* EXERCISE REQUIREMENTS *
Print the full listing exactly.

[Stored data]
** start **

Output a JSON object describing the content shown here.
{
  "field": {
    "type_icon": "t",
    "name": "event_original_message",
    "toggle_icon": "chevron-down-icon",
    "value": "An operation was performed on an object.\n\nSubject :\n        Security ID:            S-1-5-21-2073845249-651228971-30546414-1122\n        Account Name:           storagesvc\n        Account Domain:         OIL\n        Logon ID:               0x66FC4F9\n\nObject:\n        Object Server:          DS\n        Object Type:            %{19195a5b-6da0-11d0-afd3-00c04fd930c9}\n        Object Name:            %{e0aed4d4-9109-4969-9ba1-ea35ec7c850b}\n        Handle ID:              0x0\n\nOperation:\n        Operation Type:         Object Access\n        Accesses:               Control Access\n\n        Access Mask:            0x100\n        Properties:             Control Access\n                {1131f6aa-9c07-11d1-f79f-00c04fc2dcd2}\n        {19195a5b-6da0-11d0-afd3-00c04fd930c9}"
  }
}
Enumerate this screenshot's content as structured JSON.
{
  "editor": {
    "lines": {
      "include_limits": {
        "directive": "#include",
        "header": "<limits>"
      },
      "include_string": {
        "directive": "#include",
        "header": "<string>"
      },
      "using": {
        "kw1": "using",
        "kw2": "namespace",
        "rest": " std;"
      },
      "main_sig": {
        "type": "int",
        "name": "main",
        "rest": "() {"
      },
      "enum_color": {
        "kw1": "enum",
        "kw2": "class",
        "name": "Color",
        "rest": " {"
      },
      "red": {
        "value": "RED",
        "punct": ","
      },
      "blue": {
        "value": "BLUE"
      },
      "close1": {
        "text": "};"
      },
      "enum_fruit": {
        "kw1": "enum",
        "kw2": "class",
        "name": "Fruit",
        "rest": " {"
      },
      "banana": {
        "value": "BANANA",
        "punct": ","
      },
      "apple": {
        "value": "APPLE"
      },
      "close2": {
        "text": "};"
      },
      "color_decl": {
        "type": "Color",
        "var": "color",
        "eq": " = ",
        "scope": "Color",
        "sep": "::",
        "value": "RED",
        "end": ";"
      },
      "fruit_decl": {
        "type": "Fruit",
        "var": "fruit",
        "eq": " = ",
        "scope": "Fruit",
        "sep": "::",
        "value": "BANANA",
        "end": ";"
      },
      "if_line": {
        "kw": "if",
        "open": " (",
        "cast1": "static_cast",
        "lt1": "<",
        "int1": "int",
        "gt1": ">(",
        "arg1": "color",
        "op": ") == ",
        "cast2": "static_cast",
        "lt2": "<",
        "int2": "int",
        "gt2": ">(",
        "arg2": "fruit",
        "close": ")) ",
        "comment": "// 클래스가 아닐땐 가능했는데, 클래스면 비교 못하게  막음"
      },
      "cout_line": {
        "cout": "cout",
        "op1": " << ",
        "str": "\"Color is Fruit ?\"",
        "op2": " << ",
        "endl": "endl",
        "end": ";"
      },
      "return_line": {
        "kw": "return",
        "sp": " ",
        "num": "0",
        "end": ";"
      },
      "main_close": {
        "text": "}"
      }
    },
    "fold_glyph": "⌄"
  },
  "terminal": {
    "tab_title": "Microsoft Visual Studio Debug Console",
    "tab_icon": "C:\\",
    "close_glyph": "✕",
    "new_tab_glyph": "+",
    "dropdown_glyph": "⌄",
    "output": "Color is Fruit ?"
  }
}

** end **

* OUTPUT *
Output a JSON object describing the content shown here.
{
  "field": {
    "type_icon": "t",
    "name": "event_original_message",
    "toggle_icon": "chevron-down-icon",
    "value": "An operation was performed on an object.\n\nSubject :\n        Security ID:            S-1-5-21-2073845249-651228971-30546414-1122\n        Account Name:           storagesvc\n        Account Domain:         OIL\n        Logon ID:               0x66FC4F9\n\nObject:\n        Object Server:          DS\n        Object Type:            %{19195a5b-6da0-11d0-afd3-00c04fd930c9}\n        Object Name:            %{e0aed4d4-9109-4969-9ba1-ea35ec7c850b}\n        Handle ID:              0x0\n\nOperation:\n        Operation Type:         Object Access\n        Accesses:               Control Access\n\n        Access Mask:            0x100\n        Properties:             Control Access\n                {1131f6aa-9c07-11d1-f79f-00c04fc2dcd2}\n        {19195a5b-6da0-11d0-afd3-00c04fd930c9}"
  }
}
Enumerate this screenshot's content as structured JSON.
{
  "editor": {
    "lines": {
      "include_limits": {
        "directive": "#include",
        "header": "<limits>"
      },
      "include_string": {
        "directive": "#include",
        "header": "<string>"
      },
      "using": {
        "kw1": "using",
        "kw2": "namespace",
        "rest": " std;"
      },
      "main_sig": {
        "type": "int",
        "name": "main",
        "rest": "() {"
      },
      "enum_color": {
        "kw1": "enum",
        "kw2": "class",
        "name": "Color",
        "rest": " {"
      },
      "red": {
        "value": "RED",
        "punct": ","
      },
      "blue": {
        "value": "BLUE"
      },
      "close1": {
        "text": "};"
      },
      "enum_fruit": {
        "kw1": "enum",
        "kw2": "class",
        "name": "Fruit",
        "rest": " {"
      },
      "banana": {
        "value": "BANANA",
        "punct": ","
      },
      "apple": {
        "value": "APPLE"
      },
      "close2": {
        "text": "};"
      },
      "color_decl": {
        "type": "Color",
        "var": "color",
        "eq": " = ",
        "scope": "Color",
        "sep": "::",
        "value": "RED",
        "end": ";"
      },
      "fruit_decl": {
        "type": "Fruit",
        "var": "fruit",
        "eq": " = ",
        "scope": "Fruit",
        "sep": "::",
        "value": "BANANA",
        "end": ";"
      },
      "if_line": {
        "kw": "if",
        "open": " (",
        "cast1": "static_cast",
        "lt1": "<",
        "int1": "int",
        "gt1": ">(",
        "arg1": "color",
        "op": ") == ",
        "cast2": "static_cast",
        "lt2": "<",
        "int2": "int",
        "gt2": ">(",
        "arg2": "fruit",
        "close": ")) ",
        "comment": "// 클래스가 아닐땐 가능했는데, 클래스면 비교 못하게  막음"
      },
      "cout_line": {
        "cout": "cout",
        "op1": " << ",
        "str": "\"Color is Fruit ?\"",
        "op2": " << ",
        "endl": "endl",
        "end": ";"
      },
      "return_line": {
        "kw": "return",
        "sp": " ",
        "num": "0",
        "end": ";"
      },
      "main_close": {
        "text": "}"
      }
    },
    "fold_glyph": "⌄"
  },
  "terminal": {
    "tab_title": "Microsoft Visual Studio Debug Console",
    "tab_icon": "C:\\",
    "close_glyph": "✕",
    "new_tab_glyph": "+",
    "dropdown_glyph": "⌄",
    "output": "Color is Fruit ?"
  }
}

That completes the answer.